→ WRITTEN REQUEST
What is the number of lines in these entries that include "Crear"? Write that number and no other text.

→ Excerpt from a dataset
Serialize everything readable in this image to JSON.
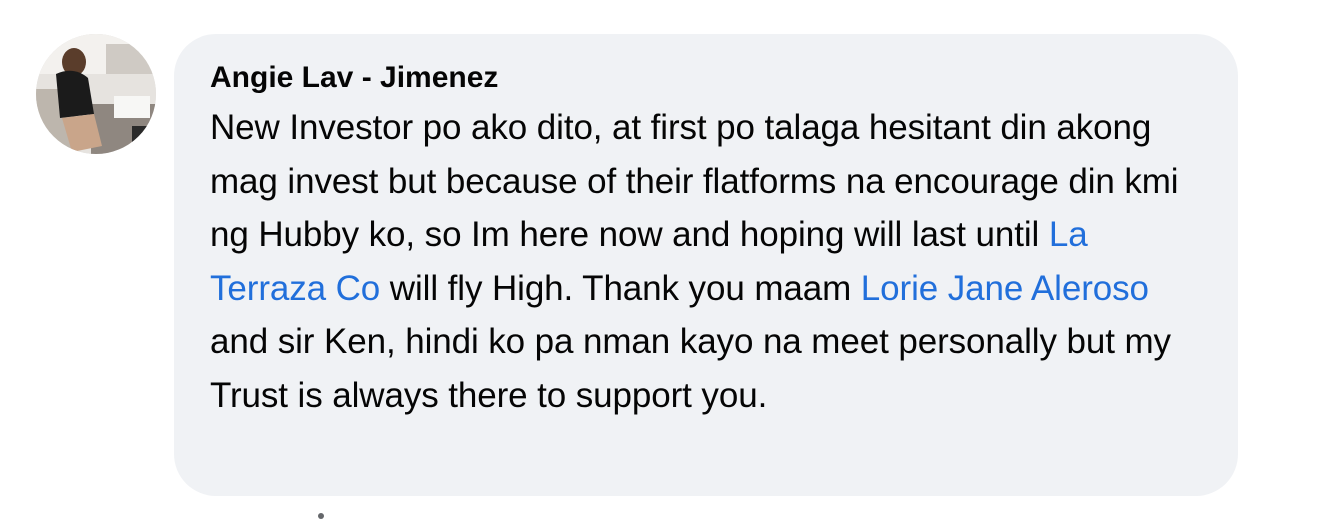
{
  "comment": {
    "author": "Angie Lav - Jimenez",
    "text": {
      "part1": "New Investor po ako dito, at first po talaga hesitant din akong mag invest but because of their flatforms na encourage din kmi ng Hubby ko, so Im here now and hoping will last until ",
      "mention1": "La Terraza Co",
      "part2": " will fly High. Thank you maam ",
      "mention2": "Lorie Jane Aleroso",
      "part3": " and sir Ken, hindi ko pa nman kayo na meet personally but my Trust is always there to support you."
    }
  },
  "colors": {
    "bubble_bg": "#f0f2f5",
    "mention": "#216fdb",
    "text": "#050505"
  },
  "icons": {
    "avatar": "user-profile-photo"
  }
}
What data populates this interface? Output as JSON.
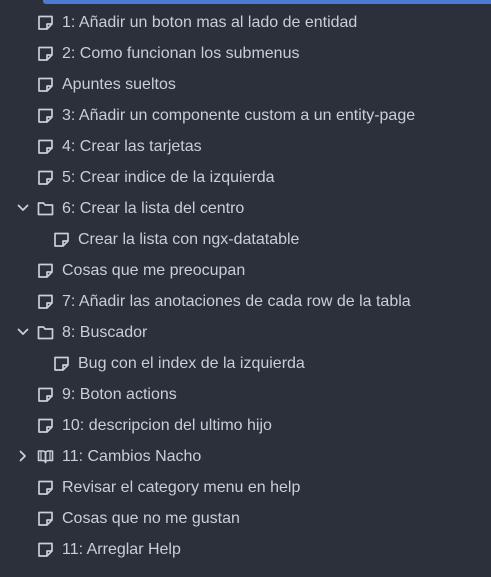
{
  "colors": {
    "background": "#2b303b",
    "text": "#c9ced8",
    "icon": "#c9ced8",
    "selected": "#4b7bd3"
  },
  "tree": {
    "items": [
      {
        "label": "1: Añadir un boton mas al lado de entidad",
        "icon": "note-icon",
        "depth": 1
      },
      {
        "label": "2: Como funcionan los submenus",
        "icon": "note-icon",
        "depth": 1
      },
      {
        "label": "Apuntes sueltos",
        "icon": "note-icon",
        "depth": 1
      },
      {
        "label": "3: Añadir un componente custom a un entity-page",
        "icon": "note-icon",
        "depth": 1
      },
      {
        "label": "4: Crear las tarjetas",
        "icon": "note-icon",
        "depth": 1
      },
      {
        "label": "5: Crear indice de la izquierda",
        "icon": "note-icon",
        "depth": 1
      },
      {
        "label": "6: Crear la lista del centro",
        "icon": "folder-icon",
        "depth": 1,
        "chevron": "chevron-down-icon"
      },
      {
        "label": "Crear la lista con ngx-datatable",
        "icon": "note-icon",
        "depth": 2
      },
      {
        "label": "Cosas que me preocupan",
        "icon": "note-icon",
        "depth": 1
      },
      {
        "label": "7: Añadir las anotaciones de cada row de la tabla",
        "icon": "note-icon",
        "depth": 1
      },
      {
        "label": "8: Buscador",
        "icon": "folder-icon",
        "depth": 1,
        "chevron": "chevron-down-icon"
      },
      {
        "label": "Bug con el index de la izquierda",
        "icon": "note-icon",
        "depth": 2
      },
      {
        "label": "9: Boton actions",
        "icon": "note-icon",
        "depth": 1
      },
      {
        "label": "10: descripcion del ultimo hijo",
        "icon": "note-icon",
        "depth": 1
      },
      {
        "label": "11: Cambios Nacho",
        "icon": "book-icon",
        "depth": 1,
        "chevron": "chevron-right-icon"
      },
      {
        "label": "Revisar el category menu en help",
        "icon": "note-icon",
        "depth": 1
      },
      {
        "label": "Cosas que no me gustan",
        "icon": "note-icon",
        "depth": 1
      },
      {
        "label": "11: Arreglar Help",
        "icon": "note-icon",
        "depth": 1
      }
    ]
  }
}
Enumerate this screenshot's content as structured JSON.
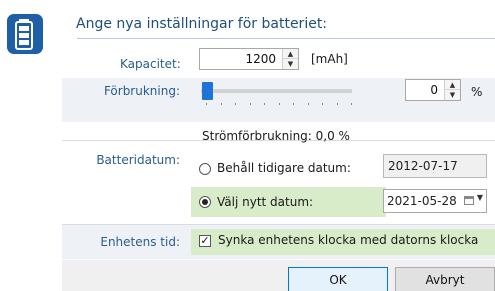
{
  "heading": "Ange nya inställningar för batteriet:",
  "capacity": {
    "label": "Kapacitet:",
    "value": "1200",
    "unit": "[mAh]"
  },
  "consumption": {
    "label": "Förbrukning:",
    "slider_value_percent": 0,
    "value": "0",
    "unit": "%",
    "summary": "Strömförbrukning: 0,0 %"
  },
  "battery_date": {
    "label": "Batteridatum:",
    "keep_option": "Behåll tidigare datum:",
    "keep_date": "2012-07-17",
    "new_option": "Välj nytt datum:",
    "new_date": "2021-05-28",
    "selected": "new"
  },
  "device_time": {
    "label": "Enhetens tid:",
    "sync_label": "Synka enhetens klocka med datorns klocka",
    "checked": true
  },
  "buttons": {
    "ok": "OK",
    "cancel": "Avbryt"
  },
  "colors": {
    "accent": "#1e73d6",
    "highlight": "#d8ecc9",
    "label_blue": "#2a5d8f"
  }
}
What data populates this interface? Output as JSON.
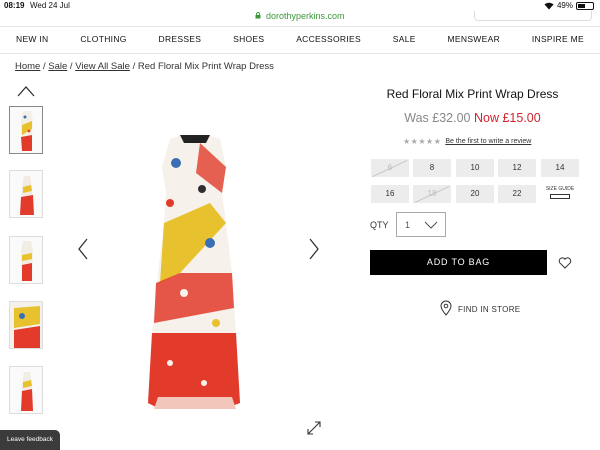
{
  "status_bar": {
    "time": "08:19",
    "date": "Wed 24 Jul",
    "battery": "49%",
    "battery_level": 0.49
  },
  "browser": {
    "url": "dorothyperkins.com"
  },
  "nav": {
    "items": [
      "NEW IN",
      "CLOTHING",
      "DRESSES",
      "SHOES",
      "ACCESSORIES",
      "SALE",
      "MENSWEAR",
      "INSPIRE ME"
    ]
  },
  "breadcrumb": {
    "home": "Home",
    "sale": "Sale",
    "view_all": "View All Sale",
    "current": "Red Floral Mix Print Wrap Dress",
    "separator": "/"
  },
  "product": {
    "title": "Red Floral Mix Print Wrap Dress",
    "was_price": "Was £32.00",
    "now_price": "Now £15.00",
    "rating_stars": 5,
    "review_link": "Be the first to write a review"
  },
  "sizes": [
    {
      "label": "6",
      "available": false
    },
    {
      "label": "8",
      "available": true
    },
    {
      "label": "10",
      "available": true
    },
    {
      "label": "12",
      "available": true
    },
    {
      "label": "14",
      "available": true
    },
    {
      "label": "16",
      "available": true
    },
    {
      "label": "18",
      "available": false
    },
    {
      "label": "20",
      "available": true
    },
    {
      "label": "22",
      "available": true
    }
  ],
  "size_guide_label": "SIZE GUIDE",
  "qty": {
    "label": "QTY",
    "value": "1"
  },
  "add_to_bag_label": "ADD TO BAG",
  "find_in_store_label": "FIND IN STORE",
  "feedback_label": "Leave feedback",
  "colors": {
    "accent_red": "#d4232f",
    "url_green": "#3a9a3a",
    "button_black": "#000000"
  }
}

→ RESPONSE BELOW
4